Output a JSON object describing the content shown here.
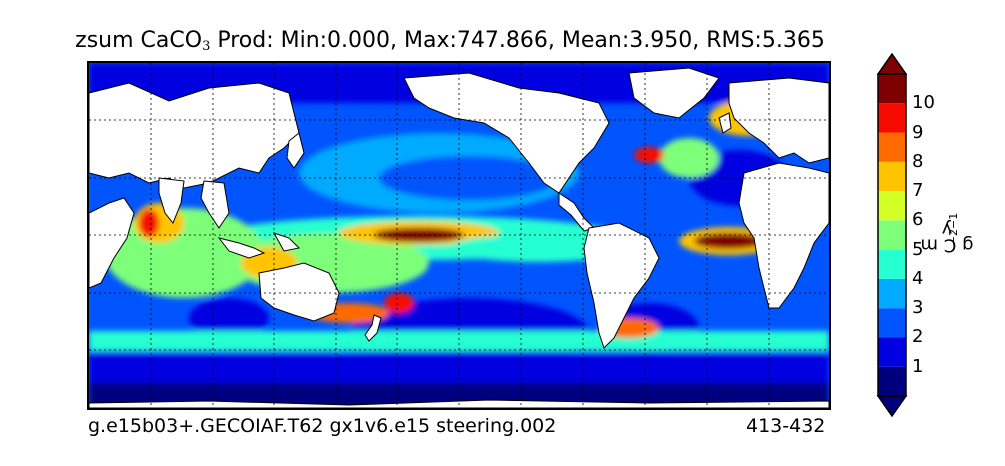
{
  "title": {
    "variable": "zsum CaCO",
    "subscript": "3",
    "stats": " Prod: Min:0.000, Max:747.866, Mean:3.950, RMS:5.365"
  },
  "footer": {
    "case": "g.e15b03+.GECOIAF.T62 gx1v6.e15 steering.002",
    "years": "413-432"
  },
  "colorbar": {
    "units_main": "g C m",
    "units_exp1": "−2",
    "units_mid": " y",
    "units_exp2": "−1",
    "levels": [
      "1",
      "2",
      "3",
      "4",
      "5",
      "6",
      "7",
      "8",
      "9",
      "10"
    ],
    "colors": [
      "#00007f",
      "#0000e0",
      "#0055ff",
      "#00aaff",
      "#26ffd1",
      "#7dff7a",
      "#d1ff26",
      "#ffc400",
      "#ff6a00",
      "#f50b00",
      "#7f0000"
    ],
    "extend": "both"
  },
  "map": {
    "projection": "cylindrical",
    "land_color": "#ffffff",
    "gridlines": "dashed"
  }
}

■ **The task**
Each record must be quoted in full and exactly. Do not include the pictures.

■ **Worked answer**
Output a JSON object describing the content shown here.
{
  "title": {
    "variable": "zsum CaCO",
    "subscript": "3",
    "stats": " Prod: Min:0.000, Max:747.866, Mean:3.950, RMS:5.365"
  },
  "footer": {
    "case": "g.e15b03+.GECOIAF.T62 gx1v6.e15 steering.002",
    "years": "413-432"
  },
  "colorbar": {
    "units_main": "g C m",
    "units_exp1": "−2",
    "units_mid": " y",
    "units_exp2": "−1",
    "levels": [
      "1",
      "2",
      "3",
      "4",
      "5",
      "6",
      "7",
      "8",
      "9",
      "10"
    ],
    "colors": [
      "#00007f",
      "#0000e0",
      "#0055ff",
      "#00aaff",
      "#26ffd1",
      "#7dff7a",
      "#d1ff26",
      "#ffc400",
      "#ff6a00",
      "#f50b00",
      "#7f0000"
    ],
    "extend": "both"
  },
  "map": {
    "projection": "cylindrical",
    "land_color": "#ffffff",
    "gridlines": "dashed"
  }
}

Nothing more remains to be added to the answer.